--- Start MATERIAL PROVIDED ---
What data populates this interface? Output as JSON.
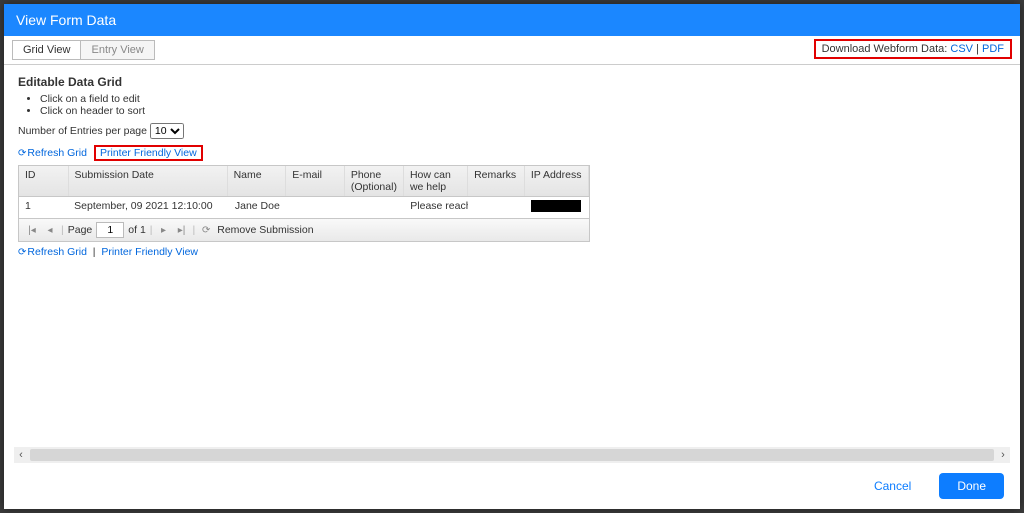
{
  "header": {
    "title": "View Form Data"
  },
  "tabs": {
    "grid": "Grid View",
    "entry": "Entry View"
  },
  "download": {
    "label": "Download Webform Data:",
    "csv": "CSV",
    "pdf": "PDF",
    "sep": " | "
  },
  "gridTitle": "Editable Data Grid",
  "hints": [
    "Click on a field to edit",
    "Click on header to sort"
  ],
  "entriesLabel": "Number of Entries per page",
  "entriesValue": "10",
  "refresh": "Refresh Grid",
  "printerFriendly": "Printer Friendly View",
  "columns": {
    "id": "ID",
    "date": "Submission Date",
    "name": "Name",
    "email": "E-mail",
    "phone": "Phone (Optional)",
    "help": "How can we help",
    "remarks": "Remarks",
    "ip": "IP Address"
  },
  "rows": [
    {
      "id": "1",
      "date": "September, 09 2021 12:10:00",
      "name": "Jane Doe",
      "email": "",
      "phone": "",
      "help": "Please reach ...",
      "remarks": "",
      "ip": ""
    }
  ],
  "pager": {
    "pageLabel": "Page",
    "page": "1",
    "ofLabel": "of 1",
    "remove": "Remove Submission"
  },
  "footer": {
    "cancel": "Cancel",
    "done": "Done"
  }
}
--- End MATERIAL PROVIDED ---
### GIVEN EXERCISE
Transcribe every entry word for word, but omit the pictures.

### SOLUTION TO THIS EXERCISE
What data populates this interface? Output as JSON.
{
  "header": {
    "title": "View Form Data"
  },
  "tabs": {
    "grid": "Grid View",
    "entry": "Entry View"
  },
  "download": {
    "label": "Download Webform Data:",
    "csv": "CSV",
    "pdf": "PDF",
    "sep": " | "
  },
  "gridTitle": "Editable Data Grid",
  "hints": [
    "Click on a field to edit",
    "Click on header to sort"
  ],
  "entriesLabel": "Number of Entries per page",
  "entriesValue": "10",
  "refresh": "Refresh Grid",
  "printerFriendly": "Printer Friendly View",
  "columns": {
    "id": "ID",
    "date": "Submission Date",
    "name": "Name",
    "email": "E-mail",
    "phone": "Phone (Optional)",
    "help": "How can we help",
    "remarks": "Remarks",
    "ip": "IP Address"
  },
  "rows": [
    {
      "id": "1",
      "date": "September, 09 2021 12:10:00",
      "name": "Jane Doe",
      "email": "",
      "phone": "",
      "help": "Please reach ...",
      "remarks": "",
      "ip": ""
    }
  ],
  "pager": {
    "pageLabel": "Page",
    "page": "1",
    "ofLabel": "of 1",
    "remove": "Remove Submission"
  },
  "footer": {
    "cancel": "Cancel",
    "done": "Done"
  }
}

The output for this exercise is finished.